Data shown ▸
— Start —

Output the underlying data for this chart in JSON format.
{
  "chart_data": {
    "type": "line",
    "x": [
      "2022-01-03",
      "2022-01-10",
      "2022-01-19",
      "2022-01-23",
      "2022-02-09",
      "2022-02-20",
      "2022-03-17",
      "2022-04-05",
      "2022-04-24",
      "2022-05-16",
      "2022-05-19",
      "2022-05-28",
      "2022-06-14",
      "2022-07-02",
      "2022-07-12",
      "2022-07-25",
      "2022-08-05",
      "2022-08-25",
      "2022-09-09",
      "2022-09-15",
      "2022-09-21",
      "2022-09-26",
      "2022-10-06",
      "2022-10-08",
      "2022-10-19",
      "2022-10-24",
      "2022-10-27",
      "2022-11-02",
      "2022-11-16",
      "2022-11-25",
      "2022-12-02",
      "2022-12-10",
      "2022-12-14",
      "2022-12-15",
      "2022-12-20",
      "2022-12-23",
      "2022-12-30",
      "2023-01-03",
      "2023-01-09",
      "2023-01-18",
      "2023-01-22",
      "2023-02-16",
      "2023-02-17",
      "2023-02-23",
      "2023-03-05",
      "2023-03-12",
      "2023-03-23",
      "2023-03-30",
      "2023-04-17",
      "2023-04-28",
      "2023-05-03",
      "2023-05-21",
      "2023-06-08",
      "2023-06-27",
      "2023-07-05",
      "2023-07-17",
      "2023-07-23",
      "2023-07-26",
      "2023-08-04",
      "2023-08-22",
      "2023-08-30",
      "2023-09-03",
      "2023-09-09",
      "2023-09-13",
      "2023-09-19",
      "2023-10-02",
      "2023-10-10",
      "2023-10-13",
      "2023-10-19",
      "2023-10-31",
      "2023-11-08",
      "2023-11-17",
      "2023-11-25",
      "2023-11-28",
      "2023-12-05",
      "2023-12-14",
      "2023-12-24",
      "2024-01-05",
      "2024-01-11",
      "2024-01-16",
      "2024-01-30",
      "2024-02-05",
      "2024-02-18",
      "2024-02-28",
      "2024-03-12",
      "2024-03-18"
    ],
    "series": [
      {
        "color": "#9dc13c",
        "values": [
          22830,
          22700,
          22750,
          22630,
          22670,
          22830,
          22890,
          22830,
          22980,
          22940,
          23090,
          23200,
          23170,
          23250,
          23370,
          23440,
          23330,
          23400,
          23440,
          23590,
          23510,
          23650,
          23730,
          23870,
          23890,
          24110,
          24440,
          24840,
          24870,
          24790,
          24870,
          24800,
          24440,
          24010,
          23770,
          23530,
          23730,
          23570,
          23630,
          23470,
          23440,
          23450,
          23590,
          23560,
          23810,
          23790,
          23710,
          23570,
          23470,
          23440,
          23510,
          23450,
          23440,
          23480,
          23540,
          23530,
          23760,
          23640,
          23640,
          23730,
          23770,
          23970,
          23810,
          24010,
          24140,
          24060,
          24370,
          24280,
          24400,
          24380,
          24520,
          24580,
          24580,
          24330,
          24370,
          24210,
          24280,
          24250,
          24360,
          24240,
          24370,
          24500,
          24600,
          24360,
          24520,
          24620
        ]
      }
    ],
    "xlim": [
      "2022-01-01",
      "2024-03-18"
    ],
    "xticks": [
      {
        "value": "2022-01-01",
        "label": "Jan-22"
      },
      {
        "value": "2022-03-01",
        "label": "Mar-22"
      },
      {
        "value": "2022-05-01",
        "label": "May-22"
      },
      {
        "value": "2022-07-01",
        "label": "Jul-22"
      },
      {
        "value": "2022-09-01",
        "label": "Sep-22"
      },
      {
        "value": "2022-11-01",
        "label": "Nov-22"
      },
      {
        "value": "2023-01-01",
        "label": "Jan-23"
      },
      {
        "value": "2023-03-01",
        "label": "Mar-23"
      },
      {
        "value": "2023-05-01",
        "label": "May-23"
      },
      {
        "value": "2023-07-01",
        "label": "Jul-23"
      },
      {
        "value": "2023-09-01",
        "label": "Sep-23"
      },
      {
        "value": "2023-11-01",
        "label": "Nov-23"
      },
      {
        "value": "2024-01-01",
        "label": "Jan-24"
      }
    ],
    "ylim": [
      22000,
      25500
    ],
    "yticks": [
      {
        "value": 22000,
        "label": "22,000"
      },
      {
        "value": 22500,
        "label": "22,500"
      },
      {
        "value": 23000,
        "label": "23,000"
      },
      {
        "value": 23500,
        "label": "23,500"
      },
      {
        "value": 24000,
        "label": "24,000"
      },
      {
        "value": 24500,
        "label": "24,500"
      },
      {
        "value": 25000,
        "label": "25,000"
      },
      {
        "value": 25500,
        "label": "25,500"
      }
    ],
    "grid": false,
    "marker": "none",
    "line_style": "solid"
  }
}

— End —
— Start —

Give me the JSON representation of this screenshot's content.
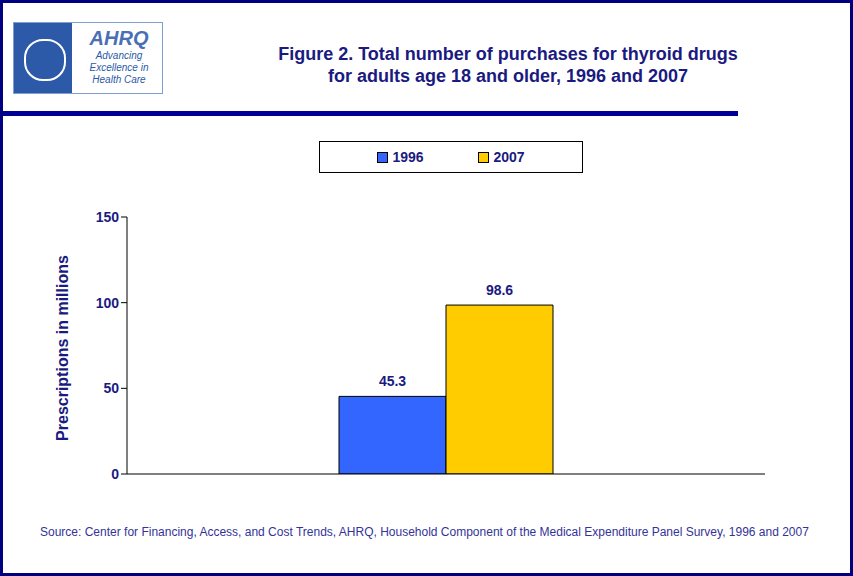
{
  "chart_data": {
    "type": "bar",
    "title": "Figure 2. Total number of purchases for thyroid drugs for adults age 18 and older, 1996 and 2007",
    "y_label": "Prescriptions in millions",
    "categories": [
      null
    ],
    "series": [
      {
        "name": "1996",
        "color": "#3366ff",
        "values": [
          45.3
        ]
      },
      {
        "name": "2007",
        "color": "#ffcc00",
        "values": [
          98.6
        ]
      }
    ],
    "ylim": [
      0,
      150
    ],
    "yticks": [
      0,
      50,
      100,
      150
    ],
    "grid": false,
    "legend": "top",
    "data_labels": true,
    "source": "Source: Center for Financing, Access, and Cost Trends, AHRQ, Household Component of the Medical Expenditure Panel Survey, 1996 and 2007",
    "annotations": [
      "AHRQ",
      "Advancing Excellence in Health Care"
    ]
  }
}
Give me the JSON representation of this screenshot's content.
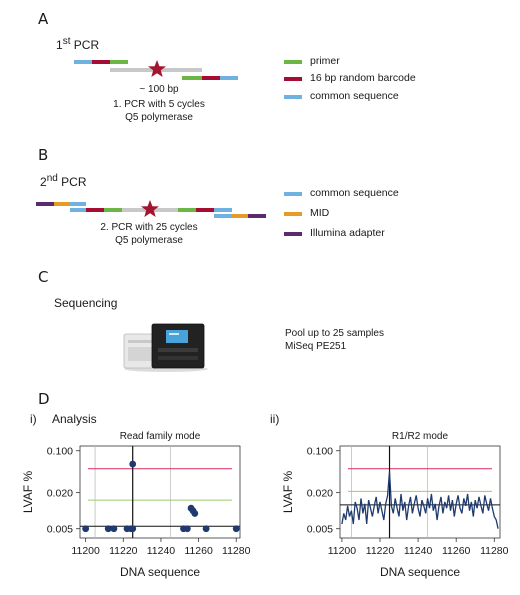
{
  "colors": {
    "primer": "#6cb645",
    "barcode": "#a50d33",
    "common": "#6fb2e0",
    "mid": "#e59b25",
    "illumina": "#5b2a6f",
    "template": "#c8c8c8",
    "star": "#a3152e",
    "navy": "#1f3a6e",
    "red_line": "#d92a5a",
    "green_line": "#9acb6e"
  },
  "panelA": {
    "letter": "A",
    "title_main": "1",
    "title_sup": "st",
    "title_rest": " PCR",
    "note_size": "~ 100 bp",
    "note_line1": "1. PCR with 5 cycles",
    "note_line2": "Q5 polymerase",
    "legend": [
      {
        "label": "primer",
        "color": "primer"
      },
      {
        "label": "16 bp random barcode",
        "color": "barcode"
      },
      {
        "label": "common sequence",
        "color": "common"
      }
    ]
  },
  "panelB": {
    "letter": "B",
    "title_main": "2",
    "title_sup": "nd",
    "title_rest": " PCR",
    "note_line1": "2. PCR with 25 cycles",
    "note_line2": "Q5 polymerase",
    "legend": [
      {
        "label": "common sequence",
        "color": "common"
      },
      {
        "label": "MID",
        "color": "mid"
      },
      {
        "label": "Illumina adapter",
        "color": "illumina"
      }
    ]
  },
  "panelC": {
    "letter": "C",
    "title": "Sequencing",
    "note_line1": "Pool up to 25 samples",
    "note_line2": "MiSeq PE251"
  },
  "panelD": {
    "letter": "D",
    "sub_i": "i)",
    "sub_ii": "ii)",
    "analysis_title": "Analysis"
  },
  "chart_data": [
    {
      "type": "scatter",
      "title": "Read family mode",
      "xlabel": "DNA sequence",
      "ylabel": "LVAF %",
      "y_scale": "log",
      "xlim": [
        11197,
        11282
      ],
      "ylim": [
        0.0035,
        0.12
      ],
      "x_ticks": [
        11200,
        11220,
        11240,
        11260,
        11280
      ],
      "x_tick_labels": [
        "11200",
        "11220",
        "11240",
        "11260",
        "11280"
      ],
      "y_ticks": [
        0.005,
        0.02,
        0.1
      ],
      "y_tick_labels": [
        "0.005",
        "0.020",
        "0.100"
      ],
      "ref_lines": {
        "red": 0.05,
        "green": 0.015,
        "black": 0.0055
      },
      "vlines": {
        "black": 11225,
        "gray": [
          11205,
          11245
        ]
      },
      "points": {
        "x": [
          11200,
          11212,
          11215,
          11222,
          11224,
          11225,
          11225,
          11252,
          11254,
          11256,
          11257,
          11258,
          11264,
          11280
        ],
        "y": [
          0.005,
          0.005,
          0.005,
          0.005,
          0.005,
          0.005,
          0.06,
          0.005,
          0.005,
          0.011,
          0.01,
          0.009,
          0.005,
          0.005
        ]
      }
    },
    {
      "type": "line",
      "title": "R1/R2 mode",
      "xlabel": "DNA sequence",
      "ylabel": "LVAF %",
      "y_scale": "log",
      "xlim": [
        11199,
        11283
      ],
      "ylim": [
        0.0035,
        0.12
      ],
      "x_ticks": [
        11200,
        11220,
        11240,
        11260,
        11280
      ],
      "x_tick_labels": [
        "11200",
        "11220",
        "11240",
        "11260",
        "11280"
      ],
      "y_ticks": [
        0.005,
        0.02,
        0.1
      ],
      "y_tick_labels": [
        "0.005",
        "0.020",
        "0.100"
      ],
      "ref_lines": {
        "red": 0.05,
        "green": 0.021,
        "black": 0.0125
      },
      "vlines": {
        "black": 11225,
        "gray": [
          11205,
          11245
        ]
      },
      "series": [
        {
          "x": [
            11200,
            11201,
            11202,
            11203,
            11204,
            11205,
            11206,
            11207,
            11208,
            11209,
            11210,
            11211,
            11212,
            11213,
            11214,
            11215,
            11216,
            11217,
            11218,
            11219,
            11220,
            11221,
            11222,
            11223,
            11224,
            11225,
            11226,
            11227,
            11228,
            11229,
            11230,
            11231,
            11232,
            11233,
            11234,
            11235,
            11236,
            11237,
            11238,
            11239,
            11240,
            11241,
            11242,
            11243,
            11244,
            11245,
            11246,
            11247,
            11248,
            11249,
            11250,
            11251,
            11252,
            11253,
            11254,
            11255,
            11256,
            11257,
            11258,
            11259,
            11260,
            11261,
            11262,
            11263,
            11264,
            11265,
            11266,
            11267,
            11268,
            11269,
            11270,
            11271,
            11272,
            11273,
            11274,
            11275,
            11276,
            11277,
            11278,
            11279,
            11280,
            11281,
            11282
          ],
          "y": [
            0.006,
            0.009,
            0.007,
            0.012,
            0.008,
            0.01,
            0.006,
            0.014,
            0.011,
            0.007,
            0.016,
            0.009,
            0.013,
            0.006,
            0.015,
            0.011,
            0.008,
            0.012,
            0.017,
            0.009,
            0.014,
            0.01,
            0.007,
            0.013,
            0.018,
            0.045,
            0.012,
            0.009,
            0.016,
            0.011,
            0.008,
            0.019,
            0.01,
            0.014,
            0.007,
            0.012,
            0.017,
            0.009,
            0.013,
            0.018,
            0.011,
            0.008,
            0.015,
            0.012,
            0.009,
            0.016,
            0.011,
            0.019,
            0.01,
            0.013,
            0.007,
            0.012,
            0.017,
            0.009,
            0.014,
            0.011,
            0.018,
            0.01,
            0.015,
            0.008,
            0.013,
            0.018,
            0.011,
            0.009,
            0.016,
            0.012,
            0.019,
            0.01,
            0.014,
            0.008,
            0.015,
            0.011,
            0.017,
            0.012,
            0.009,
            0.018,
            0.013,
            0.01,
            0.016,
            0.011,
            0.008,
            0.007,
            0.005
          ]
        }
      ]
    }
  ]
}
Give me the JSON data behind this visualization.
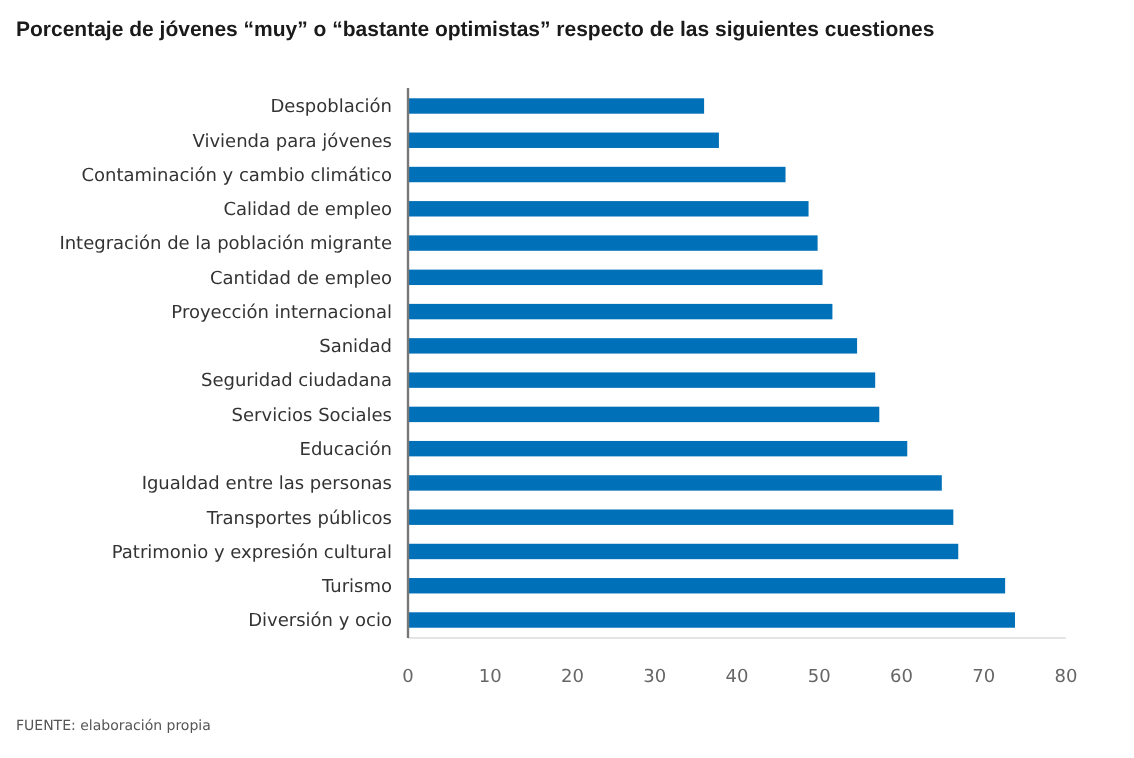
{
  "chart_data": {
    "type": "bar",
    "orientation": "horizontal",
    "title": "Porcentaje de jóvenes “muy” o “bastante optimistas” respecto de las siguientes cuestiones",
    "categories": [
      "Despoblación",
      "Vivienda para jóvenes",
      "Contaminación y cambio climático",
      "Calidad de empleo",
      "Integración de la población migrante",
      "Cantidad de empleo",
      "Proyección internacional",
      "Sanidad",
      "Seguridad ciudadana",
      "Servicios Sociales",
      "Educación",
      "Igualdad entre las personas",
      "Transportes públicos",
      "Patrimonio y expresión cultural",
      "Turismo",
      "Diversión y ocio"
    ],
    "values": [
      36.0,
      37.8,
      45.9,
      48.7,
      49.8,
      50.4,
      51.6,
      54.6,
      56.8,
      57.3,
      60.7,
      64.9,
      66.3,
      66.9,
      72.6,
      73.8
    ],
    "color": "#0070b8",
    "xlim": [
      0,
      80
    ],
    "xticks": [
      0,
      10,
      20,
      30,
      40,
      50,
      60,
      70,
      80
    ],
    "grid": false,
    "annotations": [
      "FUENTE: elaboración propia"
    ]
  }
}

— End —
— Start —

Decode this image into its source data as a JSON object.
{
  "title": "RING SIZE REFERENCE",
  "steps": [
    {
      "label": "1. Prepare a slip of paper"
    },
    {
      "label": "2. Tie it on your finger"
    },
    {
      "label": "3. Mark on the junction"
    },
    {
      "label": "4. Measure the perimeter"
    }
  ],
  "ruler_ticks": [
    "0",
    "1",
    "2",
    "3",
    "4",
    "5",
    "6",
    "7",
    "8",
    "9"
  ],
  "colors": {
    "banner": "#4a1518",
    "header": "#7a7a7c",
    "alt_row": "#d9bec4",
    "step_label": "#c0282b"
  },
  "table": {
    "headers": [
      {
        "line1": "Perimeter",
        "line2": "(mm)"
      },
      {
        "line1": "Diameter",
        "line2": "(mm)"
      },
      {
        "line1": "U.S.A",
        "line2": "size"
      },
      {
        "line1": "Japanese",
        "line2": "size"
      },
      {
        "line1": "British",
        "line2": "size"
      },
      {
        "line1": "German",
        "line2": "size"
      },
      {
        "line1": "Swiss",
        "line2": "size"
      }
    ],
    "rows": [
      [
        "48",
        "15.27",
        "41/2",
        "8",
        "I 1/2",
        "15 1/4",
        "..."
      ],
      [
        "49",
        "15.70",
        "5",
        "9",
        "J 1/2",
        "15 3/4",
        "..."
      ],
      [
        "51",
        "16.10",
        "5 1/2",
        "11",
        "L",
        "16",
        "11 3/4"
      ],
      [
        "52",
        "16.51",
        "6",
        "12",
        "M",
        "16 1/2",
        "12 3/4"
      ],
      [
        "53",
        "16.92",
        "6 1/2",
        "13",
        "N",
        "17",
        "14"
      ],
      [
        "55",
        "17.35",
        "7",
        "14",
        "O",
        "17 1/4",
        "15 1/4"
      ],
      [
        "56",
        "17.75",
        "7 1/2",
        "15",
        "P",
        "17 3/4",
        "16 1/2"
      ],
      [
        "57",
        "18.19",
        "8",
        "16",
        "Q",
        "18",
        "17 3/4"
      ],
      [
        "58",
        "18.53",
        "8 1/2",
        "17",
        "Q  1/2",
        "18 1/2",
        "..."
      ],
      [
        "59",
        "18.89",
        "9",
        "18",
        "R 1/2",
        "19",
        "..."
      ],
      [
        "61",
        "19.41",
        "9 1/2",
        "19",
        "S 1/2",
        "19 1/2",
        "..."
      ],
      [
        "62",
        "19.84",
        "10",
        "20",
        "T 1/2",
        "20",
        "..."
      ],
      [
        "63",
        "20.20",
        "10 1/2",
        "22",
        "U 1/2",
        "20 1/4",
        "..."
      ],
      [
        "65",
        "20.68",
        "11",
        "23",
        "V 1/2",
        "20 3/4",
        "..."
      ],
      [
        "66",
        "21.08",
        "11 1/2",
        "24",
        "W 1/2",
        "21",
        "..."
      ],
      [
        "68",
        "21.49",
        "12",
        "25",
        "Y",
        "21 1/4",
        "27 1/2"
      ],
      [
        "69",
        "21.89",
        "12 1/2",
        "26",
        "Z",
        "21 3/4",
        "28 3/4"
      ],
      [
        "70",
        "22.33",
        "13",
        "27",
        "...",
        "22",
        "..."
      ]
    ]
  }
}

— End —

What the task asks ▸ From the material above, count the lines that include "type" and give only the total.

Exercise response ▸ 5